## RAW RECORDS
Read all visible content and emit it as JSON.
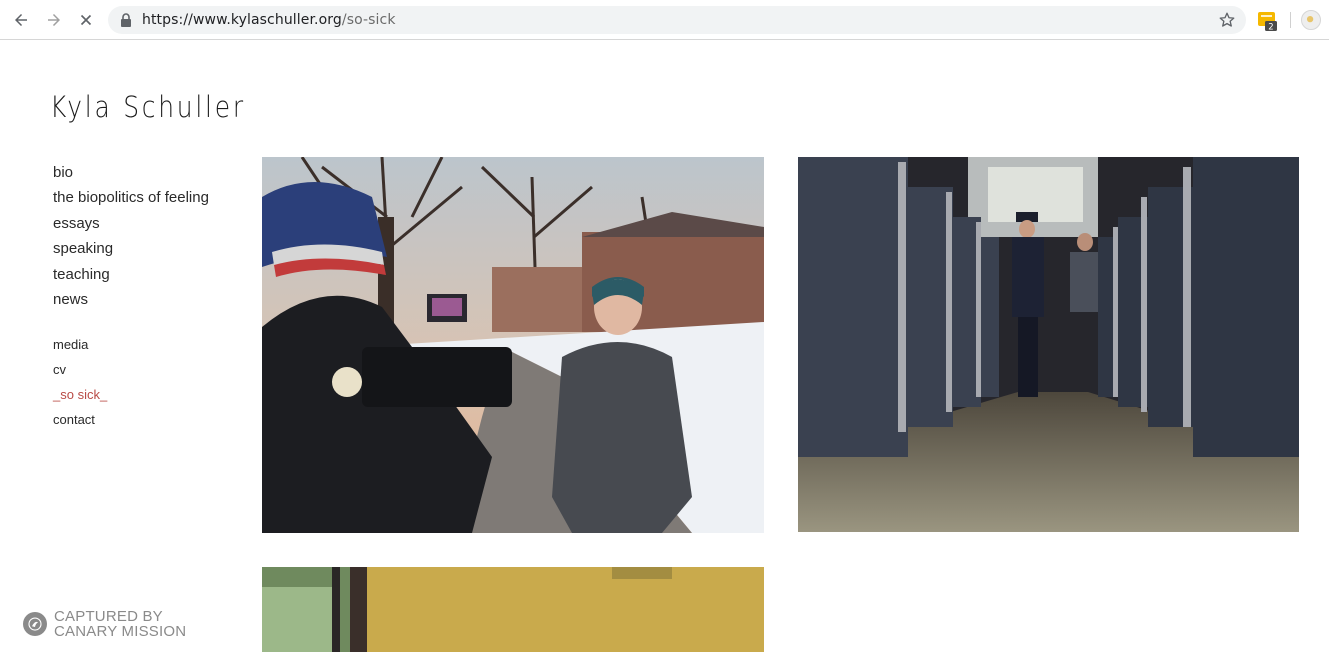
{
  "browser": {
    "url_host": "https://www.kylaschuller.org",
    "url_path": "/so-sick",
    "extension_badge": "2"
  },
  "site": {
    "title": "Kyla Schuller"
  },
  "nav": {
    "main": [
      "bio",
      "the biopolitics of feeling",
      "essays",
      "speaking",
      "teaching",
      "news"
    ],
    "secondary": [
      "media",
      "cv",
      "_so sick_",
      "contact"
    ],
    "active_index": 2,
    "active_color": "#b94b46"
  },
  "watermark": {
    "line1": "CAPTURED BY",
    "line2": "CANARY MISSION"
  }
}
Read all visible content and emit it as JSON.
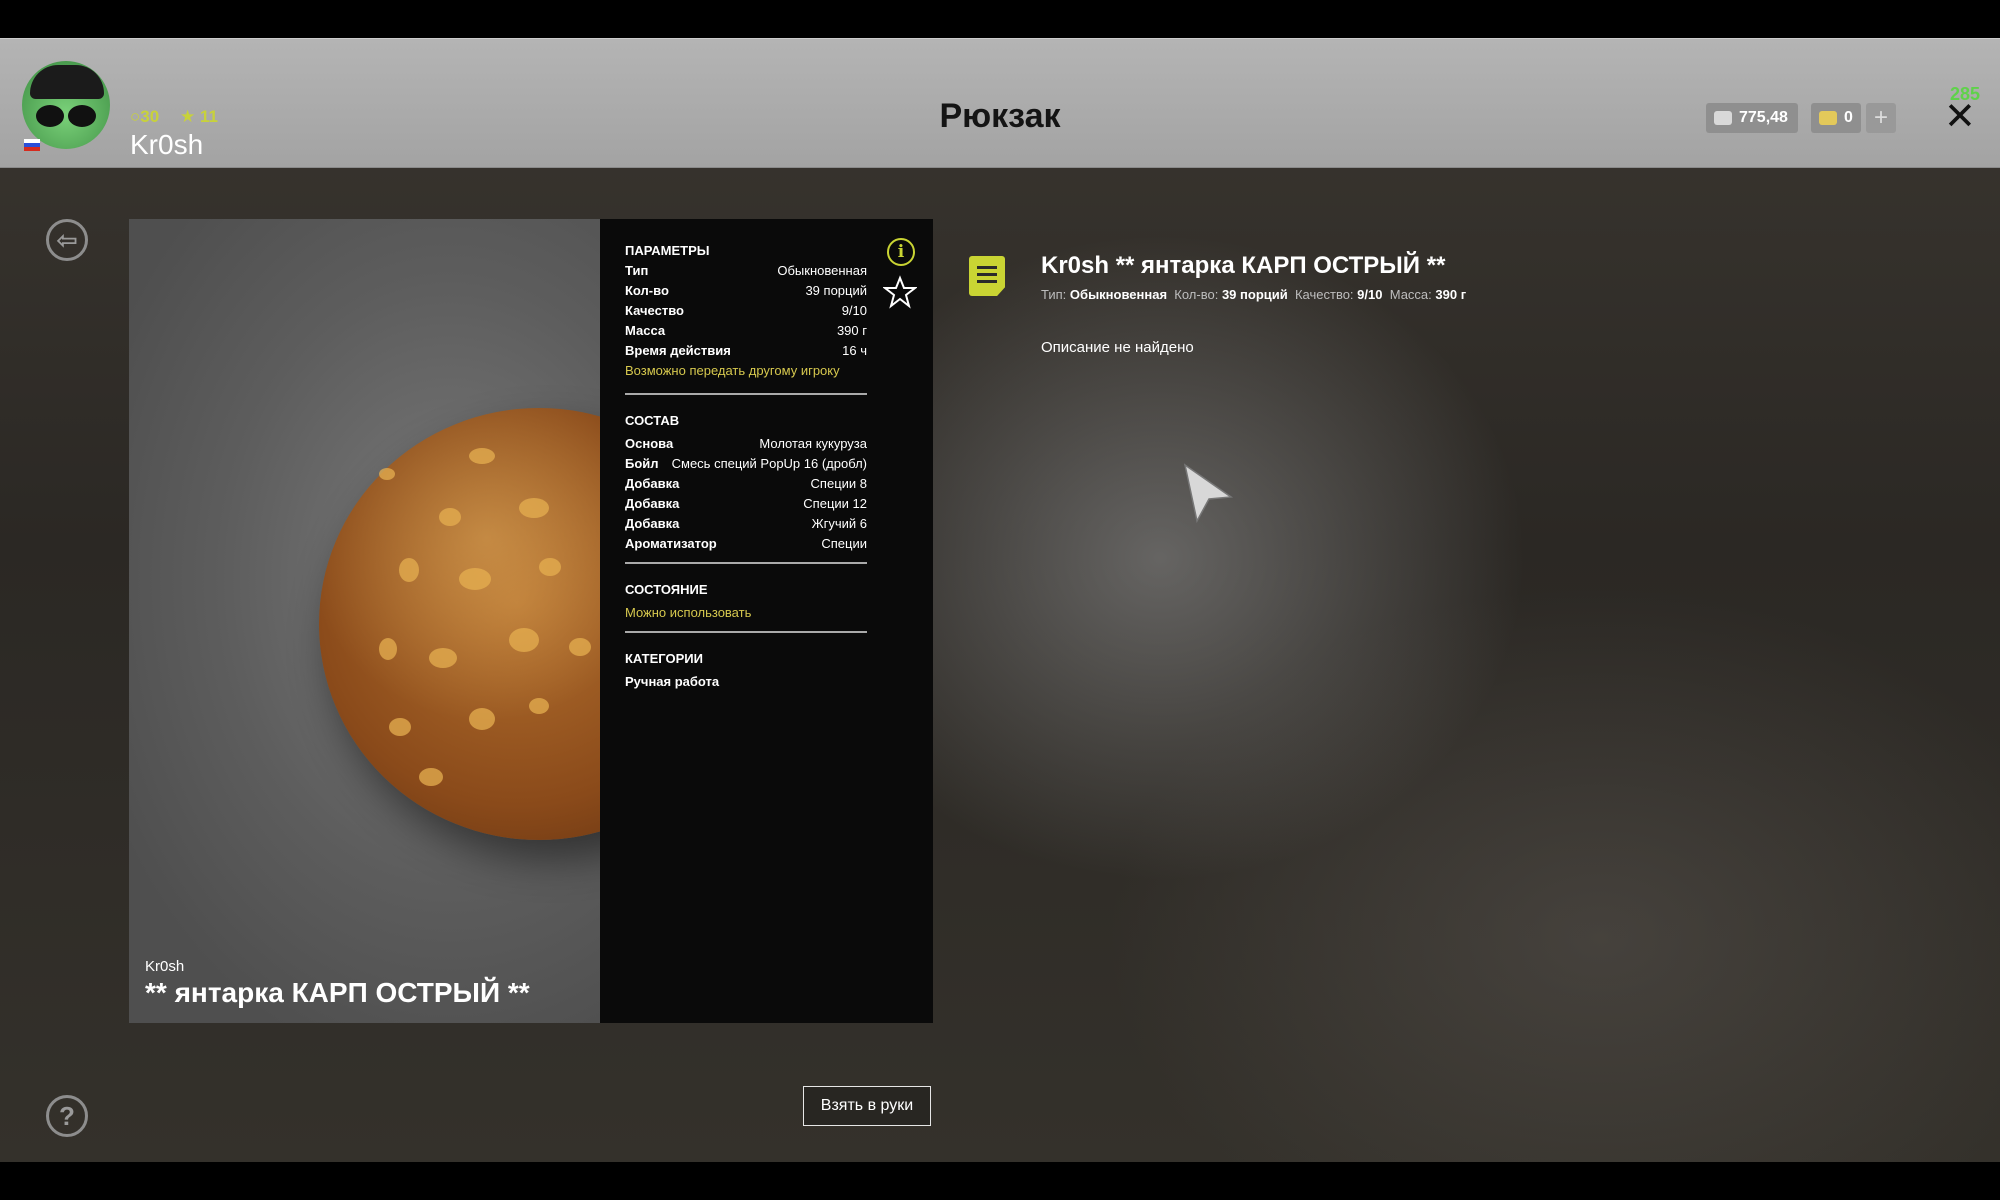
{
  "header": {
    "title": "Рюкзак",
    "player": {
      "name": "Kr0sh",
      "level": "30",
      "stars": "11"
    },
    "currency_silver": "775,48",
    "currency_gold": "0",
    "add_label": "+",
    "close_label": "✕",
    "fps": "285"
  },
  "item": {
    "owner": "Kr0sh",
    "name": "** янтарка КАРП ОСТРЫЙ **",
    "full_title": "Kr0sh ** янтарка КАРП ОСТРЫЙ **",
    "params_title": "ПАРАМЕТРЫ",
    "params": [
      {
        "label": "Тип",
        "value": "Обыкновенная"
      },
      {
        "label": "Кол-во",
        "value": "39 порций"
      },
      {
        "label": "Качество",
        "value": "9/10"
      },
      {
        "label": "Масса",
        "value": "390 г"
      },
      {
        "label": "Время действия",
        "value": "16 ч"
      }
    ],
    "transferable": "Возможно передать другому игроку",
    "composition_title": "СОСТАВ",
    "composition": [
      {
        "label": "Основа",
        "value": "Молотая кукуруза"
      },
      {
        "label": "Бойл",
        "value": "Смесь специй PopUp 16 (дробл)"
      },
      {
        "label": "Добавка",
        "value": "Специи 8"
      },
      {
        "label": "Добавка",
        "value": "Специи 12"
      },
      {
        "label": "Добавка",
        "value": "Жгучий 6"
      },
      {
        "label": "Ароматизатор",
        "value": "Специи"
      }
    ],
    "state_title": "СОСТОЯНИЕ",
    "state": "Можно использовать",
    "categories_title": "КАТЕГОРИИ",
    "category": "Ручная работа",
    "meta": {
      "type_label": "Тип:",
      "type_value": "Обыкновенная",
      "qty_label": "Кол-во:",
      "qty_value": "39 порций",
      "quality_label": "Качество:",
      "quality_value": "9/10",
      "mass_label": "Масса:",
      "mass_value": "390 г"
    },
    "description": "Описание не найдено"
  },
  "actions": {
    "take_label": "Взять в руки"
  },
  "icons": {
    "back": "back-icon",
    "help": "help-icon",
    "info": "info-icon",
    "favorite": "star-icon",
    "document": "document-icon",
    "cursor": "cursor-icon"
  },
  "colors": {
    "accent": "#c9d433",
    "highlight_text": "#d6c84e",
    "header_bg": "#b0b0b0",
    "panel_bg": "#0a0a0a"
  }
}
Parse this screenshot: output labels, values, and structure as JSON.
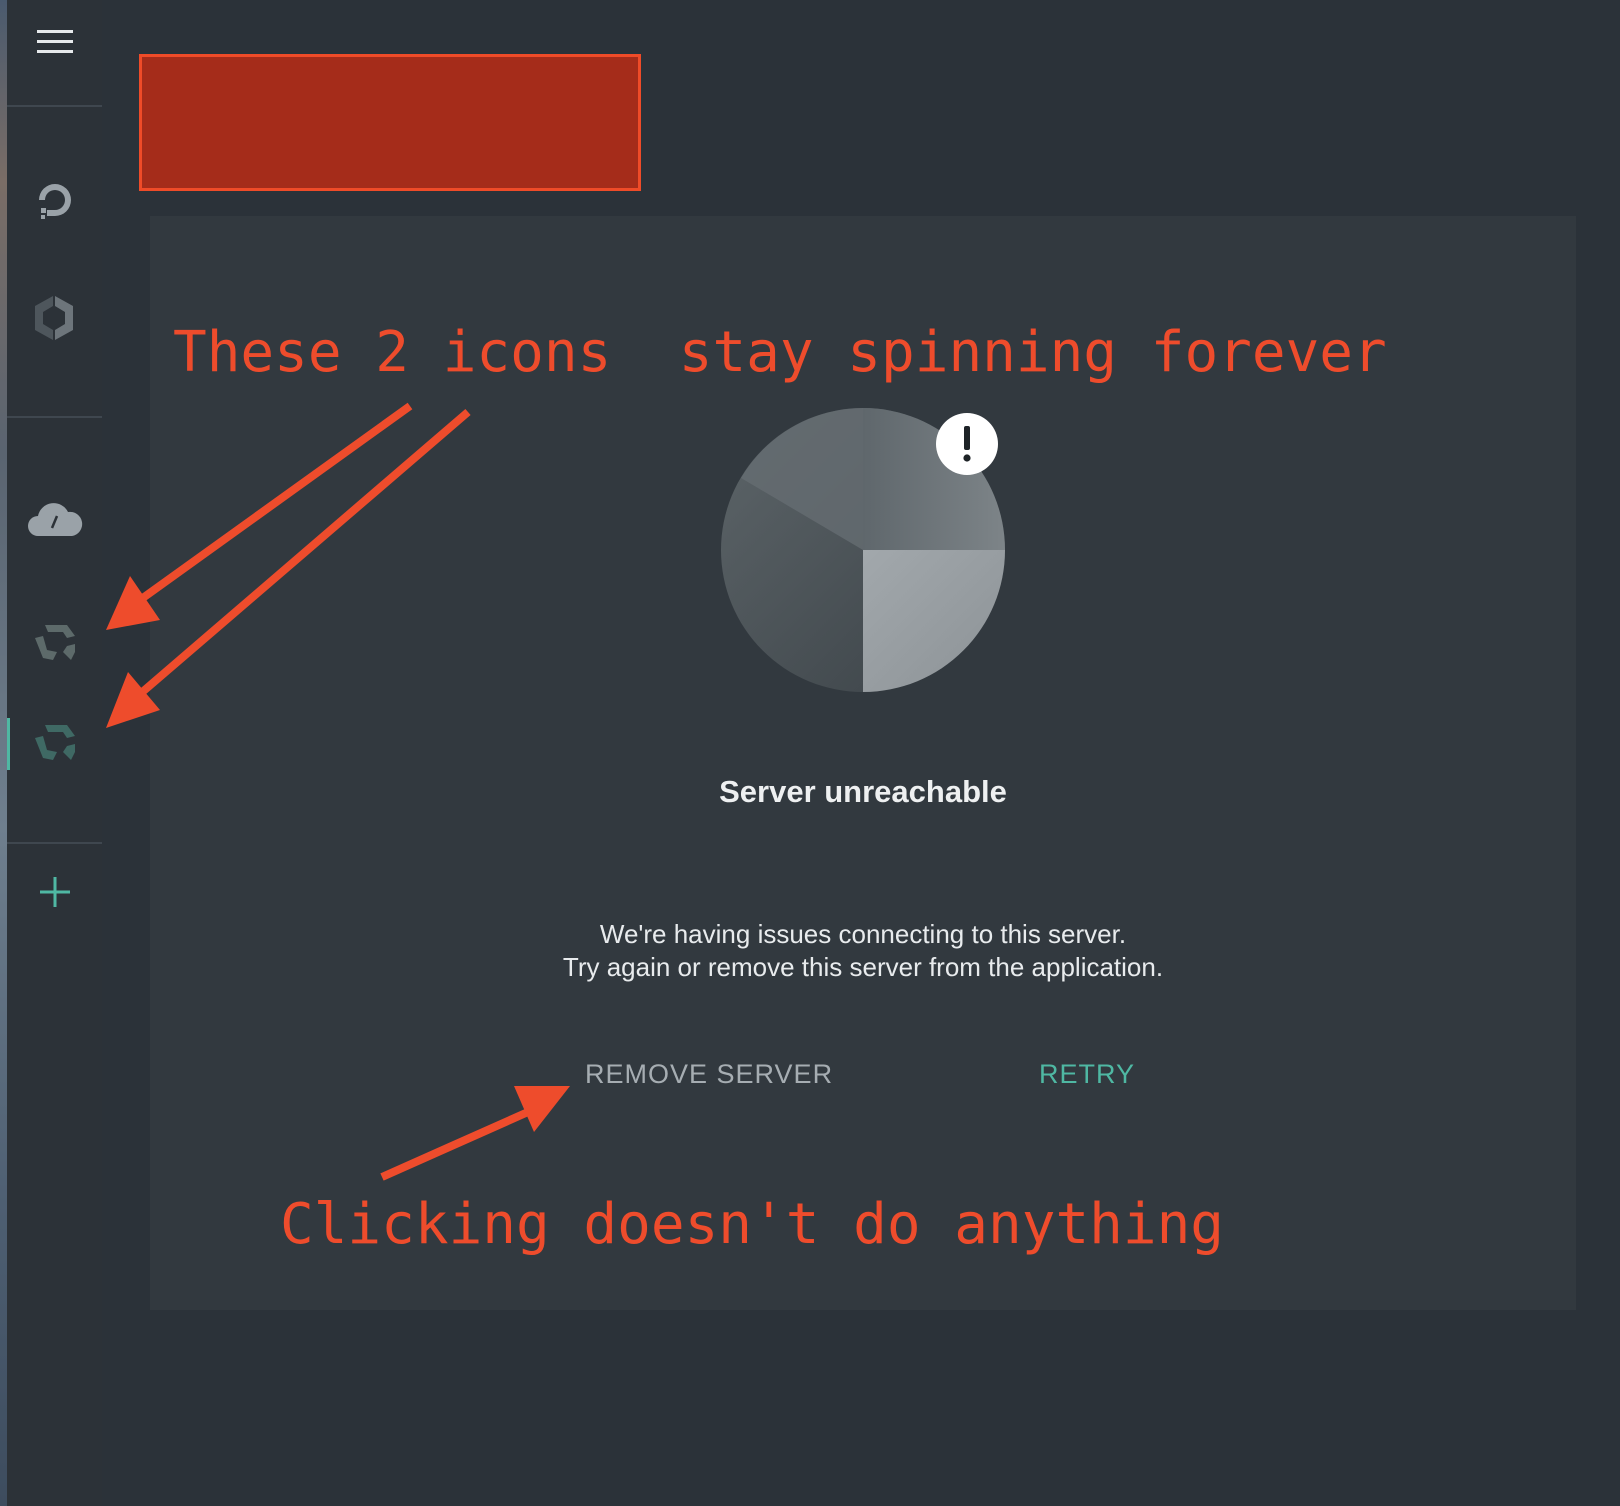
{
  "sidebar": {
    "icons": [
      {
        "name": "hamburger-menu-icon"
      },
      {
        "name": "digitalocean-icon"
      },
      {
        "name": "hexagon-logo-icon"
      },
      {
        "name": "cloud-icon"
      },
      {
        "name": "spinning-server-icon"
      },
      {
        "name": "spinning-server-active-icon"
      },
      {
        "name": "plus-icon"
      }
    ],
    "accent_color": "#4fb8a3"
  },
  "main": {
    "status_title": "Server unreachable",
    "description_line1": "We're having issues connecting to this server.",
    "description_line2": "Try again or remove this server from the application.",
    "remove_button_label": "REMOVE SERVER",
    "retry_button_label": "RETRY",
    "status_icon": "exclamation-badge-icon"
  },
  "annotations": {
    "top_note": "These 2 icons  stay spinning forever",
    "bottom_note": "Clicking doesn't do anything",
    "color": "#ee4c2c"
  },
  "redaction_color": "#a52c1a"
}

## TASK GOAL
Copy the records above exactly, omitting every picture.

## THE RESULT
Read all visible content and emit it as JSON.
{
  "browser": {
    "url_host": "https://www.kylaschuller.org",
    "url_path": "/so-sick",
    "extension_badge": "2"
  },
  "site": {
    "title": "Kyla Schuller"
  },
  "nav": {
    "main": [
      "bio",
      "the biopolitics of feeling",
      "essays",
      "speaking",
      "teaching",
      "news"
    ],
    "secondary": [
      "media",
      "cv",
      "_so sick_",
      "contact"
    ],
    "active_index": 2,
    "active_color": "#b94b46"
  },
  "watermark": {
    "line1": "CAPTURED BY",
    "line2": "CANARY MISSION"
  }
}
Read all visible content and emit it as JSON.
{
  "header": {
    "title": "Рюкзак",
    "player": {
      "name": "Kr0sh",
      "level": "30",
      "stars": "11"
    },
    "currency_silver": "775,48",
    "currency_gold": "0",
    "add_label": "+",
    "close_label": "✕",
    "fps": "285"
  },
  "item": {
    "owner": "Kr0sh",
    "name": "** янтарка КАРП ОСТРЫЙ **",
    "full_title": "Kr0sh ** янтарка КАРП ОСТРЫЙ **",
    "params_title": "ПАРАМЕТРЫ",
    "params": [
      {
        "label": "Тип",
        "value": "Обыкновенная"
      },
      {
        "label": "Кол-во",
        "value": "39 порций"
      },
      {
        "label": "Качество",
        "value": "9/10"
      },
      {
        "label": "Масса",
        "value": "390 г"
      },
      {
        "label": "Время действия",
        "value": "16 ч"
      }
    ],
    "transferable": "Возможно передать другому игроку",
    "composition_title": "СОСТАВ",
    "composition": [
      {
        "label": "Основа",
        "value": "Молотая кукуруза"
      },
      {
        "label": "Бойл",
        "value": "Смесь специй PopUp 16 (дробл)"
      },
      {
        "label": "Добавка",
        "value": "Специи 8"
      },
      {
        "label": "Добавка",
        "value": "Специи 12"
      },
      {
        "label": "Добавка",
        "value": "Жгучий 6"
      },
      {
        "label": "Ароматизатор",
        "value": "Специи"
      }
    ],
    "state_title": "СОСТОЯНИЕ",
    "state": "Можно использовать",
    "categories_title": "КАТЕГОРИИ",
    "category": "Ручная работа",
    "meta": {
      "type_label": "Тип:",
      "type_value": "Обыкновенная",
      "qty_label": "Кол-во:",
      "qty_value": "39 порций",
      "quality_label": "Качество:",
      "quality_value": "9/10",
      "mass_label": "Масса:",
      "mass_value": "390 г"
    },
    "description": "Описание не найдено"
  },
  "actions": {
    "take_label": "Взять в руки"
  },
  "icons": {
    "back": "back-icon",
    "help": "help-icon",
    "info": "info-icon",
    "favorite": "star-icon",
    "document": "document-icon",
    "cursor": "cursor-icon"
  },
  "colors": {
    "accent": "#c9d433",
    "highlight_text": "#d6c84e",
    "header_bg": "#b0b0b0",
    "panel_bg": "#0a0a0a"
  }
}
Parse this screenshot: output labels, values, and structure as JSON.
{
  "sidebar": {
    "icons": [
      {
        "name": "hamburger-menu-icon"
      },
      {
        "name": "digitalocean-icon"
      },
      {
        "name": "hexagon-logo-icon"
      },
      {
        "name": "cloud-icon"
      },
      {
        "name": "spinning-server-icon"
      },
      {
        "name": "spinning-server-active-icon"
      },
      {
        "name": "plus-icon"
      }
    ],
    "accent_color": "#4fb8a3"
  },
  "main": {
    "status_title": "Server unreachable",
    "description_line1": "We're having issues connecting to this server.",
    "description_line2": "Try again or remove this server from the application.",
    "remove_button_label": "REMOVE SERVER",
    "retry_button_label": "RETRY",
    "status_icon": "exclamation-badge-icon"
  },
  "annotations": {
    "top_note": "These 2 icons  stay spinning forever",
    "bottom_note": "Clicking doesn't do anything",
    "color": "#ee4c2c"
  },
  "redaction_color": "#a52c1a"
}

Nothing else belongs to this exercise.